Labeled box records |
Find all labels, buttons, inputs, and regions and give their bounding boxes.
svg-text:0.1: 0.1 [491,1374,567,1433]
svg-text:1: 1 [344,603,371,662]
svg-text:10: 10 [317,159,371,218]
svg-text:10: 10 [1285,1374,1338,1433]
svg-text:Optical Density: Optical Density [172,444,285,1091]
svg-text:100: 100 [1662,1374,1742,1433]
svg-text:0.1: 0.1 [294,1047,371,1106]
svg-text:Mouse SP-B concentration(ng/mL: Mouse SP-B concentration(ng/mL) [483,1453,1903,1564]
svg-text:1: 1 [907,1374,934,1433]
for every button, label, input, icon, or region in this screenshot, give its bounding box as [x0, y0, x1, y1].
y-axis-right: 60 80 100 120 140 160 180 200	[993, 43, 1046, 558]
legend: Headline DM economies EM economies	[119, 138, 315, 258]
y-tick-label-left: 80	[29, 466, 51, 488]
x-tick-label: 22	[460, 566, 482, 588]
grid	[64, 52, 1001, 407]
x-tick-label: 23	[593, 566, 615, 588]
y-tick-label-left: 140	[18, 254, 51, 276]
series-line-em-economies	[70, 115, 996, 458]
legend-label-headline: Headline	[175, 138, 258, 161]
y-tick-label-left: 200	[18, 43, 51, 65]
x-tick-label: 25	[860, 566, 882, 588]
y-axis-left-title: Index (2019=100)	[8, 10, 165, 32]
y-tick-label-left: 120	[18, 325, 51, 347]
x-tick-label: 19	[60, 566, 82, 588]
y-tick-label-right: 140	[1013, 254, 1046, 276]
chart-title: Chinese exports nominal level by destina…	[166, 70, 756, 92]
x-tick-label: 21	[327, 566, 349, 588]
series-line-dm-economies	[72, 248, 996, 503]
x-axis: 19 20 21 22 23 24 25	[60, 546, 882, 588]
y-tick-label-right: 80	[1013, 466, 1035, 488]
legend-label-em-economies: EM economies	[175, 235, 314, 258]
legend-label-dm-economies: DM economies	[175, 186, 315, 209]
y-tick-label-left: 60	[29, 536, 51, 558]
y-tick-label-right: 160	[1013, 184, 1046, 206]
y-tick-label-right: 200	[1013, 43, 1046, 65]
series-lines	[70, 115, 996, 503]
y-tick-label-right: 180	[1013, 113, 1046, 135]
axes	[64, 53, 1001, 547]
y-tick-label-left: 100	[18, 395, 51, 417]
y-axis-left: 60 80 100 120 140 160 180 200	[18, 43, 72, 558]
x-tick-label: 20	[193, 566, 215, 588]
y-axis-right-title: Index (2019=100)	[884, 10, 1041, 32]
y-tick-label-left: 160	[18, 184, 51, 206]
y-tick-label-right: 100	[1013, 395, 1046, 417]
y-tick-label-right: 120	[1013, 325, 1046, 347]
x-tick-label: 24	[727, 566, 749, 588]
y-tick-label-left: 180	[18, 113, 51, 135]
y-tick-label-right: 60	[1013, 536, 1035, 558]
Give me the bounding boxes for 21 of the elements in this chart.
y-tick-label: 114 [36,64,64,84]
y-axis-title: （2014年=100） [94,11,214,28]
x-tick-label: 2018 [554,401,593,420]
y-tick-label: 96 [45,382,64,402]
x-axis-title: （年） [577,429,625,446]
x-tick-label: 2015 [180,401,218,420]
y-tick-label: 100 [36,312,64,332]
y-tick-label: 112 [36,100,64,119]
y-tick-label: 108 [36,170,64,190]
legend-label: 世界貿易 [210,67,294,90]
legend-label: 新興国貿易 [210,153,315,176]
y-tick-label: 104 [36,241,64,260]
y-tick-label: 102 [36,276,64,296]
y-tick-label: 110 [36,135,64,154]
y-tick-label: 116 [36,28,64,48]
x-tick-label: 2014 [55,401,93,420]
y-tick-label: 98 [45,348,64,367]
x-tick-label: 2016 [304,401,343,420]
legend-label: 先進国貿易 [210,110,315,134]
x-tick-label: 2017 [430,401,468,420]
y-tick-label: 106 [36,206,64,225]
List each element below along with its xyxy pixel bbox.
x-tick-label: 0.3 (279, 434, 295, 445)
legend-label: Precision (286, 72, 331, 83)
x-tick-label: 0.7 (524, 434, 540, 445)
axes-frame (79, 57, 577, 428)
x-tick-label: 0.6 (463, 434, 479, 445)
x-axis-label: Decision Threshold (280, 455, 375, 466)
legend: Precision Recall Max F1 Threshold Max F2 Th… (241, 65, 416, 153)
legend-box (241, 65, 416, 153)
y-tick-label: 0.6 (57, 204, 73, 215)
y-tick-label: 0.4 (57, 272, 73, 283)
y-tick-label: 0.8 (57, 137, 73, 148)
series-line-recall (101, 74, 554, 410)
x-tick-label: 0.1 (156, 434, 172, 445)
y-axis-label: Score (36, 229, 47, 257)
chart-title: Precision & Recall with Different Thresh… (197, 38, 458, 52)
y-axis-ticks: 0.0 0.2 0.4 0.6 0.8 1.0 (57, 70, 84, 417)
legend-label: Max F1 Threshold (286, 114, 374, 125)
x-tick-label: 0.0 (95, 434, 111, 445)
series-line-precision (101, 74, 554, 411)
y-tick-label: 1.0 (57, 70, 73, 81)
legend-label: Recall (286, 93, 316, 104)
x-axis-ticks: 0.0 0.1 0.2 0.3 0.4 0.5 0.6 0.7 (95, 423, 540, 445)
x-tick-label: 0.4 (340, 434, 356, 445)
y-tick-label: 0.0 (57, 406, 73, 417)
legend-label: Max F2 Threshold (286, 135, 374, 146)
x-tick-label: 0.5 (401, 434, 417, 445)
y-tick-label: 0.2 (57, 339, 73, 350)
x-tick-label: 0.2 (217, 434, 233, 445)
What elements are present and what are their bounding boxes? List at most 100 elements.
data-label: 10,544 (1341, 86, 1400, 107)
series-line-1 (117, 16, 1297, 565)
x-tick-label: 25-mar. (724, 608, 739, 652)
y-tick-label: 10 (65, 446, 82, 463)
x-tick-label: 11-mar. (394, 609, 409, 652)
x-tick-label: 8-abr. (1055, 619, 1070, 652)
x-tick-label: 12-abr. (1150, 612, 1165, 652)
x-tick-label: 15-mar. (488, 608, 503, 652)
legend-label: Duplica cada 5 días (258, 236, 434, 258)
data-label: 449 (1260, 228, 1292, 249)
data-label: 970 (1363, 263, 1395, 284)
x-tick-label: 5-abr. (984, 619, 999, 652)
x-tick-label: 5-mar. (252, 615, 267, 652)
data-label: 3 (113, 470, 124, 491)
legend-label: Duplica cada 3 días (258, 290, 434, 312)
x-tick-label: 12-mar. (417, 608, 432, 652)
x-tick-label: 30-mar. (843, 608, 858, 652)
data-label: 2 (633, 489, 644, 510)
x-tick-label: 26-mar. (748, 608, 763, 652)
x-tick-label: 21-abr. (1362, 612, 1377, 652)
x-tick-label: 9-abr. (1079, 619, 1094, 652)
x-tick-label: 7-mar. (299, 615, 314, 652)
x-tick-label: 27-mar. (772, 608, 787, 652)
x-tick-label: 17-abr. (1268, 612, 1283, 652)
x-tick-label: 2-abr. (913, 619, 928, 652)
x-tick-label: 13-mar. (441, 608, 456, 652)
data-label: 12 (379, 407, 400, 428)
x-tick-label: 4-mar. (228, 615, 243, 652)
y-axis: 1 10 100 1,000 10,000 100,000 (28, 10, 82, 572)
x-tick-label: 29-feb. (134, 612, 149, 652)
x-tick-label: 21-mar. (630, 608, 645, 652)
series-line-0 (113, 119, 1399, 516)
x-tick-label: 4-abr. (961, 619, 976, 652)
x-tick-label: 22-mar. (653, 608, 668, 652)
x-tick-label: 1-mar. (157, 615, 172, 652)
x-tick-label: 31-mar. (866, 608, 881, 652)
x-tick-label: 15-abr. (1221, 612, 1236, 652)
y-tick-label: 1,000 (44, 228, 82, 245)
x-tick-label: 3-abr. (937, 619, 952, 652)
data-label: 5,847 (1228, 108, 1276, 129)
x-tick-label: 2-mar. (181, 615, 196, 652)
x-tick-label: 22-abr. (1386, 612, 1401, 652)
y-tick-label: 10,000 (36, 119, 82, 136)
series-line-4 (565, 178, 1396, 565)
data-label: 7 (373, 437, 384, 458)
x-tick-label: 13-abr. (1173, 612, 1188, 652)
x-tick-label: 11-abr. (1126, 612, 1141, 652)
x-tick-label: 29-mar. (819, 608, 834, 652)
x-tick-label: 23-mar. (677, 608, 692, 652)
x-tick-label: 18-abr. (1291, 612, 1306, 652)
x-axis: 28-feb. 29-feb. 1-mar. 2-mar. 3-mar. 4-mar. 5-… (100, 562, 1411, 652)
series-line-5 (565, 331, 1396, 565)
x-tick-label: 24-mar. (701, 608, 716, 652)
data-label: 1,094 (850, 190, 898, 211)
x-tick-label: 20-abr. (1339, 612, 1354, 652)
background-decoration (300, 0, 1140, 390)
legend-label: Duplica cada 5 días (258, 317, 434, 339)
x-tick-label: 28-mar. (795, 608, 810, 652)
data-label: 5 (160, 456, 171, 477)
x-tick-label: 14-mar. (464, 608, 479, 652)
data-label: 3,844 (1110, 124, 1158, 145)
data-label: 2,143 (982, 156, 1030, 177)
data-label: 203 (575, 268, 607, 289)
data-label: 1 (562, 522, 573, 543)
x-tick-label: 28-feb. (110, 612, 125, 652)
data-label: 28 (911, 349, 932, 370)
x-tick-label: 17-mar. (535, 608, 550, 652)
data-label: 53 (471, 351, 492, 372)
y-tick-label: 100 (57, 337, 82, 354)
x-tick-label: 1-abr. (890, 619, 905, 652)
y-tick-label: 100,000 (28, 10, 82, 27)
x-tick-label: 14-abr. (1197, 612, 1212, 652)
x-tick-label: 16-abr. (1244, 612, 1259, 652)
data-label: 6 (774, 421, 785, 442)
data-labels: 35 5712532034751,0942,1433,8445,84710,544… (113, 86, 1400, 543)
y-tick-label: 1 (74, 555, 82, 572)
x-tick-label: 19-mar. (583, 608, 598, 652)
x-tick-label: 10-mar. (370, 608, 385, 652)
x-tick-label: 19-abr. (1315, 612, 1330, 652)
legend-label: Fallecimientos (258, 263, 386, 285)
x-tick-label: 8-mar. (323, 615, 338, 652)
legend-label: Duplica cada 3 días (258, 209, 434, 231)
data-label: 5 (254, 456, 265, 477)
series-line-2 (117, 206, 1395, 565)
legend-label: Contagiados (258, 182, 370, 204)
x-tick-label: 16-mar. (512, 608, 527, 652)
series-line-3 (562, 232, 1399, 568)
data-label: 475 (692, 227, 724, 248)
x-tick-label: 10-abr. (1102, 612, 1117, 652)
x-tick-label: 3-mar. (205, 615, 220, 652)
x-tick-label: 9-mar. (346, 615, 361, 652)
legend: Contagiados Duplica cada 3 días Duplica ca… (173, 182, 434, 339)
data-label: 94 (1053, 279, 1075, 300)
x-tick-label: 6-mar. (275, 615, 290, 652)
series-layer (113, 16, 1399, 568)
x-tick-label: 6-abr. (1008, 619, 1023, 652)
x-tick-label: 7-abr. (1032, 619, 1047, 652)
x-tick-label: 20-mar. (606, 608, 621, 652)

THE PROBLEM | Write out the records from the start through the line containing "43, 51, 65]", swapping "Optical Density" for "Absorbance" and leaving everything else as it is.

OUTPUT BELOW |
Find all labels, buttons, inputs, and regions and give their bounding boxes.
svg-text:0.1: 0.1 [491,1374,567,1433]
svg-text:1: 1 [344,603,371,662]
svg-text:10: 10 [317,159,371,218]
svg-text:10: 10 [1285,1374,1338,1433]
svg-text:Absorbance: Absorbance [172,444,285,1091]
svg-text:100: 100 [1662,1374,1742,1433]
svg-text:0.1: 0.1 [294,1047,371,1106]
svg-text:Mouse SP-B concentration(ng/mL: Mouse SP-B concentration(ng/mL) [483,1453,1903,1564]
svg-text:1: 1 [907,1374,934,1433]
for every button, label, input, icon, or region in this screenshot, give its bounding box as [x0, y0, x1, y1].
y-axis-right: 60 80 100 120 140 160 180 200	[993, 43, 1046, 558]
legend: Headline DM economies EM economies	[119, 138, 315, 258]
y-tick-label-left: 80	[29, 466, 51, 488]
x-tick-label: 22	[460, 566, 482, 588]
grid	[64, 52, 1001, 407]
x-tick-label: 23	[593, 566, 615, 588]
y-tick-label-left: 140	[18, 254, 51, 276]
series-line-em-economies	[70, 115, 996, 458]
legend-label-headline: Headline	[175, 138, 258, 161]
y-tick-label-left: 200	[18, 43, 51, 65]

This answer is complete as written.